SOURCE MATERIAL
--- Start ---

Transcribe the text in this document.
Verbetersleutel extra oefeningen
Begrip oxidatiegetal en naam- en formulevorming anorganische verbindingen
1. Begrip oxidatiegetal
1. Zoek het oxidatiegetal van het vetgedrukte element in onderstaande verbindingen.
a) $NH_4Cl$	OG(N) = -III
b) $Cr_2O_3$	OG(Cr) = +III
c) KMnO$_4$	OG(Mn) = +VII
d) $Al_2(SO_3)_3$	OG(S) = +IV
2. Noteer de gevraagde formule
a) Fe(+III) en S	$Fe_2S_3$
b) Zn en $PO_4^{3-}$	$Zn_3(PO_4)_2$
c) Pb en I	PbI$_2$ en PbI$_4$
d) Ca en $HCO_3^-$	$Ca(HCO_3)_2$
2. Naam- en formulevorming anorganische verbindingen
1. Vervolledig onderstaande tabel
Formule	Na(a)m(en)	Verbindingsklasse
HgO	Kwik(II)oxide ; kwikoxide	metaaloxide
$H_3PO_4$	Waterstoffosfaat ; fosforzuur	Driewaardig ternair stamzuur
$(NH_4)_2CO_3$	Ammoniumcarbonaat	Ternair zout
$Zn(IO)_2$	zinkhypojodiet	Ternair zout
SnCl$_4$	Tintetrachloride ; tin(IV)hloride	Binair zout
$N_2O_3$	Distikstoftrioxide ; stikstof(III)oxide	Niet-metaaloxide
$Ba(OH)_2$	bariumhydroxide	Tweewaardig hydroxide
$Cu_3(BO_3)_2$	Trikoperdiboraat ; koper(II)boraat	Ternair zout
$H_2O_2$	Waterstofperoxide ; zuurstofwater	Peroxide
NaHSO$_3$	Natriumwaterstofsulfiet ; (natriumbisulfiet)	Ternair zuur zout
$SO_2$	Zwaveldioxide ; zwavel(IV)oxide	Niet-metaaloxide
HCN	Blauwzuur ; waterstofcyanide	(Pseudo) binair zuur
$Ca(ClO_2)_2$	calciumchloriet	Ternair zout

--- End ---

YOUR GOAL
Copy all data exactly, start to finish.

FULL RESPONSE
Transcribe the text in this document.
Verbetersleutel extra oefeningen
Begrip oxidatiegetal en naam- en formulevorming anorganische verbindingen
1. Begrip oxidatiegetal
1. Zoek het oxidatiegetal van het vetgedrukte element in onderstaande verbindingen.
a) $NH_4Cl$	OG(N) = -III
b) $Cr_2O_3$	OG(Cr) = +III
c) KMnO$_4$	OG(Mn) = +VII
d) $Al_2(SO_3)_3$	OG(S) = +IV
2. Noteer de gevraagde formule
a) Fe(+III) en S	$Fe_2S_3$
b) Zn en $PO_4^{3-}$	$Zn_3(PO_4)_2$
c) Pb en I	PbI$_2$ en PbI$_4$
d) Ca en $HCO_3^-$	$Ca(HCO_3)_2$
2. Naam- en formulevorming anorganische verbindingen
1. Vervolledig onderstaande tabel
Formule	Na(a)m(en)	Verbindingsklasse
HgO	Kwik(II)oxide ; kwikoxide	metaaloxide
$H_3PO_4$	Waterstoffosfaat ; fosforzuur	Driewaardig ternair stamzuur
$(NH_4)_2CO_3$	Ammoniumcarbonaat	Ternair zout
$Zn(IO)_2$	zinkhypojodiet	Ternair zout
SnCl$_4$	Tintetrachloride ; tin(IV)hloride	Binair zout
$N_2O_3$	Distikstoftrioxide ; stikstof(III)oxide	Niet-metaaloxide
$Ba(OH)_2$	bariumhydroxide	Tweewaardig hydroxide
$Cu_3(BO_3)_2$	Trikoperdiboraat ; koper(II)boraat	Ternair zout
$H_2O_2$	Waterstofperoxide ; zuurstofwater	Peroxide
NaHSO$_3$	Natriumwaterstofsulfiet ; (natriumbisulfiet)	Ternair zuur zout
$SO_2$	Zwaveldioxide ; zwavel(IV)oxide	Niet-metaaloxide
HCN	Blauwzuur ; waterstofcyanide	(Pseudo) binair zuur
$Ca(ClO_2)_2$	calciumchloriet	Ternair zout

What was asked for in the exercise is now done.